**Passage:**
This conclusion raises a number of questions. For example, how can it be reconciled with the fact that the enforcement jurisdiction of the DPAs ends at the borders of their respective EU Member States (see Article 28 of the EU Data Protection Directive 95/46)? If supervision by the EU DPAs extends already by operation of law to the storage of EU data in other regions, then why do certain EU legal mechanisms in addition force the parties to data transfers to explicitly accept the extraterritorial regulatory authority of the DPAs (e.g., Clause 5(e) of the EU standard contractual clauses of 2010)? And how does the Court’s statement fit with its 2003 Lindqvist judgment, where it held that EU data protection law should not be interpreted to apply to the entire Internet (see paragraph 69 of that judgment)? The offhand way in which the Court referred to DPA supervision over data processing outside the EU in the Digital Rights Ireland judgment gives the impression that it was unaware of, or disinterested in, such questions.

**Problem A:** Render the records as a numbered list, leaving out blank lines. Begin at the line that contains "Find all labels, buttons, inputs, and" and stop after the line that contains "prediction-stroke [1686,191,1715,221]".
The text and the records have no connection to each other.

**Data for this exercise:**
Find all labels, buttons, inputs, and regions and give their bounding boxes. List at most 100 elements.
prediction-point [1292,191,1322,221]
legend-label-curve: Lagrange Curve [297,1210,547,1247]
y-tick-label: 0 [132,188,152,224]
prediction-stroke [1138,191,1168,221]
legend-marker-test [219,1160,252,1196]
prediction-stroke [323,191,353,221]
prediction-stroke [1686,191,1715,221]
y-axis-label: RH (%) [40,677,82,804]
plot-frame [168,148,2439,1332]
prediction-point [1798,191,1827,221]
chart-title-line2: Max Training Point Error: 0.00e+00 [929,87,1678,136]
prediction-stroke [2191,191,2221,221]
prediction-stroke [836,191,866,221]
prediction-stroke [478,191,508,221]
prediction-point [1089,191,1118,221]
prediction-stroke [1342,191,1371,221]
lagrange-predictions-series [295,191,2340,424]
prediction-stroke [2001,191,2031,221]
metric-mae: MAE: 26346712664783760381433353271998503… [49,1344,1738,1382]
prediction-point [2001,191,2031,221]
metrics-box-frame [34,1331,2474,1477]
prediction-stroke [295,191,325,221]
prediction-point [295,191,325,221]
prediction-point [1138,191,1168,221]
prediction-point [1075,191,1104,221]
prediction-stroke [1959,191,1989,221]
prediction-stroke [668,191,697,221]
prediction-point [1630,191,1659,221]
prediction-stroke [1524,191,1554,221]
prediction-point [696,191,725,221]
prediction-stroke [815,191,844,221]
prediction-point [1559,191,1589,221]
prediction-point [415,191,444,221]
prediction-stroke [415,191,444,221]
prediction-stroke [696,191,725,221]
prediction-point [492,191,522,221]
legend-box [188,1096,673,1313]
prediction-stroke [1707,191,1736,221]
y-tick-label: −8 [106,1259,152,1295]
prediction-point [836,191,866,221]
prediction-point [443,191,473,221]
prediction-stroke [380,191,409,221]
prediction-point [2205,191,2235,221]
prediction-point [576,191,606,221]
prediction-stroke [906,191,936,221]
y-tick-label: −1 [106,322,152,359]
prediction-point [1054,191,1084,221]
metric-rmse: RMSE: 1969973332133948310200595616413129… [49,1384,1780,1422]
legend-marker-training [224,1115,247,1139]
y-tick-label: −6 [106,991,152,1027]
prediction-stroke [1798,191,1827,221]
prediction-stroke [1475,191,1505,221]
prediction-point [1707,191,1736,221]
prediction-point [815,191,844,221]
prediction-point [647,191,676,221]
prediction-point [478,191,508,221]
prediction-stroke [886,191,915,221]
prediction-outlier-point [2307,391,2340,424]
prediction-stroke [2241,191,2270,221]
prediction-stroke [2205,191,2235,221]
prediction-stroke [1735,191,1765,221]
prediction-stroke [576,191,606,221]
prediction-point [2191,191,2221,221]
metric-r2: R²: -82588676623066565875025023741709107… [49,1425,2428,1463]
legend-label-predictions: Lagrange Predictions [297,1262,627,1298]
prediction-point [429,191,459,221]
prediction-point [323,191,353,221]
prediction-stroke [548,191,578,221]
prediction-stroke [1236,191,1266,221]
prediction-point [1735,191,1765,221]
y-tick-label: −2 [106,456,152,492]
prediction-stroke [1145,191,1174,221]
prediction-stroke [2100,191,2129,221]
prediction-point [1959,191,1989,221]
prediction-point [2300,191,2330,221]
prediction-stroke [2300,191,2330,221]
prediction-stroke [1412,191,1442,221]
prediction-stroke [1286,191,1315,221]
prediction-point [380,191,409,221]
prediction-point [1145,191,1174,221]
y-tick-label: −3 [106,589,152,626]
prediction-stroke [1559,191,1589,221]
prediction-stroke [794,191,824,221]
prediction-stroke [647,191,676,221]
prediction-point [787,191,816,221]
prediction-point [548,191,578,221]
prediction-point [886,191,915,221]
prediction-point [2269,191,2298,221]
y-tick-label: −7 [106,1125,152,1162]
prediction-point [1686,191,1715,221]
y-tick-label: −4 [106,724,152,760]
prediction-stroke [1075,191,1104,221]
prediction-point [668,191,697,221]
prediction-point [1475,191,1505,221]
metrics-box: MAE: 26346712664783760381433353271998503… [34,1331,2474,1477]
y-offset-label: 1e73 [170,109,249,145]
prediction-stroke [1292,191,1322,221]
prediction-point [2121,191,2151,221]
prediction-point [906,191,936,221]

==

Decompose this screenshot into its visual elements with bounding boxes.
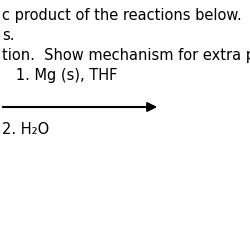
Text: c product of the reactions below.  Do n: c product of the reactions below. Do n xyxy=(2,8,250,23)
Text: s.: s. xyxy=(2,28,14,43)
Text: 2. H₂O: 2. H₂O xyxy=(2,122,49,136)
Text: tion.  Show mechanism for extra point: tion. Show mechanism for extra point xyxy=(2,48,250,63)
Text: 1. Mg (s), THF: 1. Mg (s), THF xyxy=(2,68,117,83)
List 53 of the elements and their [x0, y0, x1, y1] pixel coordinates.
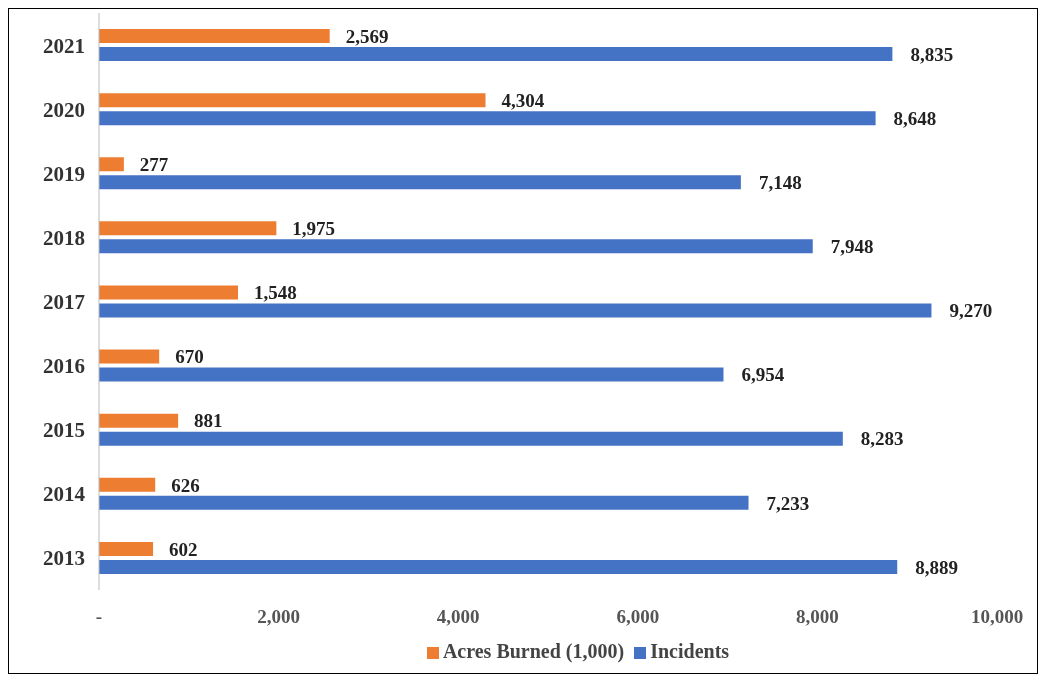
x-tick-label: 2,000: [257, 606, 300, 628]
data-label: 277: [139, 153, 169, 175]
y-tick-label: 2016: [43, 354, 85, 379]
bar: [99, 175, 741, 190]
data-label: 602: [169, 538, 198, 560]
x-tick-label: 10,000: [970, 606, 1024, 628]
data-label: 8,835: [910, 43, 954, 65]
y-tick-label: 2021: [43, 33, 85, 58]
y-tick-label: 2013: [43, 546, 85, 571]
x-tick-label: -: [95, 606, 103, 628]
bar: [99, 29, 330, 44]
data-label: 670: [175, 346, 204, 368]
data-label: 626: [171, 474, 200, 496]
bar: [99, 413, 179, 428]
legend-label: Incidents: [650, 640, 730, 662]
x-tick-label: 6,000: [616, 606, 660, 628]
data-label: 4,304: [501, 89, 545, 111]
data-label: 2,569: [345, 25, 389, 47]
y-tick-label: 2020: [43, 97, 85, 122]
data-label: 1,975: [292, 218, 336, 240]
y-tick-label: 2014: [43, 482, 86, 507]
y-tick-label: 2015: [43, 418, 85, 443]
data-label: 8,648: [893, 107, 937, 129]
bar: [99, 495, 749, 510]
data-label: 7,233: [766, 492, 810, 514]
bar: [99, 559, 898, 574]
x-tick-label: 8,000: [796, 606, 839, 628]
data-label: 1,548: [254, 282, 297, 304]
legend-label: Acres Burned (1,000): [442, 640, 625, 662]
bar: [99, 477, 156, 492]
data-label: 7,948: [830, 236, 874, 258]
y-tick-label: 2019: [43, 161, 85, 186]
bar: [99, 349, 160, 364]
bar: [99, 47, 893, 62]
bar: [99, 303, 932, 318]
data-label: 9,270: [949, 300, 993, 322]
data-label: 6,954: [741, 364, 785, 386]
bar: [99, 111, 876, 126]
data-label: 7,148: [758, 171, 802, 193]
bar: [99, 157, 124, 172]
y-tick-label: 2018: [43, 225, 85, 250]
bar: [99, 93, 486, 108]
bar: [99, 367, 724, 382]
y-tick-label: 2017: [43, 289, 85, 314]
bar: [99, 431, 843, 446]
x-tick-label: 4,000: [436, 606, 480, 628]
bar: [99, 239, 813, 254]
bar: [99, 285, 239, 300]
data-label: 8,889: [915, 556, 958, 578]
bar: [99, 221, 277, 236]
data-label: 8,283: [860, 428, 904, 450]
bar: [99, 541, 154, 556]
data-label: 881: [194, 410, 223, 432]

--

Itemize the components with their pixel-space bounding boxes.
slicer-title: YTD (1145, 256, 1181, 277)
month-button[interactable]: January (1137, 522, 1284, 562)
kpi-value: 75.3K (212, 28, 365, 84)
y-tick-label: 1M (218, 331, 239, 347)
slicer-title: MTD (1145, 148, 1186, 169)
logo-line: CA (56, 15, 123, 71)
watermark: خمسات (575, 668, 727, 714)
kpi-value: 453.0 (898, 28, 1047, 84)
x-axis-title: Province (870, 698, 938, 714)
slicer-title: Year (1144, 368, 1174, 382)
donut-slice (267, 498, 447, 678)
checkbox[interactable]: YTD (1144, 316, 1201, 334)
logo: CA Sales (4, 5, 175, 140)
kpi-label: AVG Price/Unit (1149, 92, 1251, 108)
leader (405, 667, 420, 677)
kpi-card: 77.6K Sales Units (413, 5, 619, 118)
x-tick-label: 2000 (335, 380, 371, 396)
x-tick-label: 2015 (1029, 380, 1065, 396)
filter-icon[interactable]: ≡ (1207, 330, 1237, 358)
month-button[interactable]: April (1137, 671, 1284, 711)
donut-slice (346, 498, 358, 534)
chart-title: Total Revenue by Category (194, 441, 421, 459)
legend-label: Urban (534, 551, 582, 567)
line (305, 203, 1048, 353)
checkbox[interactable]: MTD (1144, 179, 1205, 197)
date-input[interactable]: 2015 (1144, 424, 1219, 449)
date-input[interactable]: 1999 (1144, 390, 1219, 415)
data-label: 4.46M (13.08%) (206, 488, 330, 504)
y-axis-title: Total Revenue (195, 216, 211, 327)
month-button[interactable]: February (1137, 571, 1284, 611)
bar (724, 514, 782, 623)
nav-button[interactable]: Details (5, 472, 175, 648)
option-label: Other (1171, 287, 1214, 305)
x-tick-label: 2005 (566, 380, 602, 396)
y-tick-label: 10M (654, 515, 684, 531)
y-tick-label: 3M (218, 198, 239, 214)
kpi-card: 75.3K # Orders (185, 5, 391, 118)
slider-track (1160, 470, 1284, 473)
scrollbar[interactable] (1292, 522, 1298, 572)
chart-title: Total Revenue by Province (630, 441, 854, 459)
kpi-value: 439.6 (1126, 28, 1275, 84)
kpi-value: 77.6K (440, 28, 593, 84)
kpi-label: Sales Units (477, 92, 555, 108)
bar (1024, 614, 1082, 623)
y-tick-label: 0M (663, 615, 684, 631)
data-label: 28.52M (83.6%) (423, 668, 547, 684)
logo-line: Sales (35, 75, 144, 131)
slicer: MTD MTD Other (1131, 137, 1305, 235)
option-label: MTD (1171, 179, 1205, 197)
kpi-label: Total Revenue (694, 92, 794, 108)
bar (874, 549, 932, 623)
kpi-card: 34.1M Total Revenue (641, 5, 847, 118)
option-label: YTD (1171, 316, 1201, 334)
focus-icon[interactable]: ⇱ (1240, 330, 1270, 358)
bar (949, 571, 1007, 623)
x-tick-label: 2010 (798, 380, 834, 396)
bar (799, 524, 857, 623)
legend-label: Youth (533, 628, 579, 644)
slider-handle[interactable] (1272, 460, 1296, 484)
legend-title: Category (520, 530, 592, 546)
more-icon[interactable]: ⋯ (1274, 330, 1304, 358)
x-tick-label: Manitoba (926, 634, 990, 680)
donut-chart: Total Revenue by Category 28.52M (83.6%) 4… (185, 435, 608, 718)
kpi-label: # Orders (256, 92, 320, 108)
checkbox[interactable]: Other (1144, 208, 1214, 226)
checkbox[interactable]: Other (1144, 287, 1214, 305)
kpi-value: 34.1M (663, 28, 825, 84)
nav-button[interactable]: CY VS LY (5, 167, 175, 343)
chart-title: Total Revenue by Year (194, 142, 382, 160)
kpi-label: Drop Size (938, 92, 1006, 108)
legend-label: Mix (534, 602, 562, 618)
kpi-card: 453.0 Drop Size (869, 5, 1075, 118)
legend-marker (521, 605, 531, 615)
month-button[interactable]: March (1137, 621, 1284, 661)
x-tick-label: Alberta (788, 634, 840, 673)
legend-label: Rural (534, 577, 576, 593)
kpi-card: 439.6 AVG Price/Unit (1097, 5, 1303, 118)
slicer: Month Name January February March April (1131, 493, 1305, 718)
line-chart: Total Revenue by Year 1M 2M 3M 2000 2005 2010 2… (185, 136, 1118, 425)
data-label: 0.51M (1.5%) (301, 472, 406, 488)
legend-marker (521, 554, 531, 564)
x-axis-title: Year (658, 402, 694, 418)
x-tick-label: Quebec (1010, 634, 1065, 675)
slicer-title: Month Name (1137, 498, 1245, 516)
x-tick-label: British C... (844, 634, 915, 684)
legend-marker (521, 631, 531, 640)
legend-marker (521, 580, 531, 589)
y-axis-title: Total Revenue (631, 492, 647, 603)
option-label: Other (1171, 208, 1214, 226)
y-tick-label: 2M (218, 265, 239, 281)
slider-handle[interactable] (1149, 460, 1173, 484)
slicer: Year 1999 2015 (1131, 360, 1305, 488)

**Problem B:** Write a continuation of the passage on the Court's Digital Rights Ireland judgment.

**Right answer A:**
1. Find all labels, buttons, inputs, and regions and give their bounding boxes. List at most 100 elements.
2. prediction-point [1292,191,1322,221]
3. legend-label-curve: Lagrange Curve [297,1210,547,1247]
4. y-tick-label: 0 [132,188,152,224]
5. prediction-stroke [1138,191,1168,221]
6. legend-marker-test [219,1160,252,1196]
7. prediction-stroke [323,191,353,221]
8. prediction-stroke [1686,191,1715,221]

**Right answer B:**
On June 18 the Irish High Court referred a case to the CJEU that may develop further its line of thought in the Digital Rights Ireland judgment. The High Court’s judgment in Schrems v. Data Protection Commissioner involved a challenge by Austrian student Max Schrems to the transfer of personal data to the US by Facebook under the Safe Harbor. The High Court announced that it would refer to the CJEU the questions of whether the European Commission’s adequacy decision of 2000 creating the Safe Harbor should be re-evaluated in light of the Charter of Fundamental Rights and widespread access to data by US law enforcement, and of whether the individual DPAs should be allowed to determine whether the Safe Harbor provides adequate protection (see paragraphs 71 and 84). The linkage between the two cases is evidenced by the Irish High Court’s frequent citation of Digital Rights Ireland, and by the CJEU’s conclusion that interference with the right to data protection caused by widespread data retention for law enforcement purposes without notice being given to individuals was “particularly serious” (see paragraph 37 of Digital Rights Ireland and paragraph 44 of Schrems v. Data Protection Commissioner). The High Court also criticized the Safe Harbor and the system of oversight of law enforcement data access in the US as failing to provide oversight “carried out on European soil” (paragraph 62), which seems inspired by paragraph 68 of the Digital Rights Ireland judgment.

The Irish referral to the CJEU also holds implications for the possibility of harmonized EU rules regarding international data transfers. If each DPA is allowed to override Commission adequacy decisions based on its individual view of what the Charter of Fundamental Rights requires, then there would be no point to such decisions in the first place (and the current disagreement over the “one stop shop” in the context of the proposed EU General Data Protection Regulation shows the difficulty of reaching agreement on pan-European rules where fundamental rights are at stake). Also, one wonders if other data transfer mechanisms beyond the Safe Harbor could also be at risk (e.g., standard contractual clauses, binding corporate rules, etc.), given that they also allow data to be turned over to non-EU law enforcement authorities. The proposed EU General Data Protection Regulation could eliminate some of these risks, but its passage is still uncertain, and the interpretation by the Court of the role of the Charter of Fundamental Rights would still be relevant under it. Whatever the CJEU eventually decides, it seems inevitable that the case will result in a tightening of EU rules on international data transfers.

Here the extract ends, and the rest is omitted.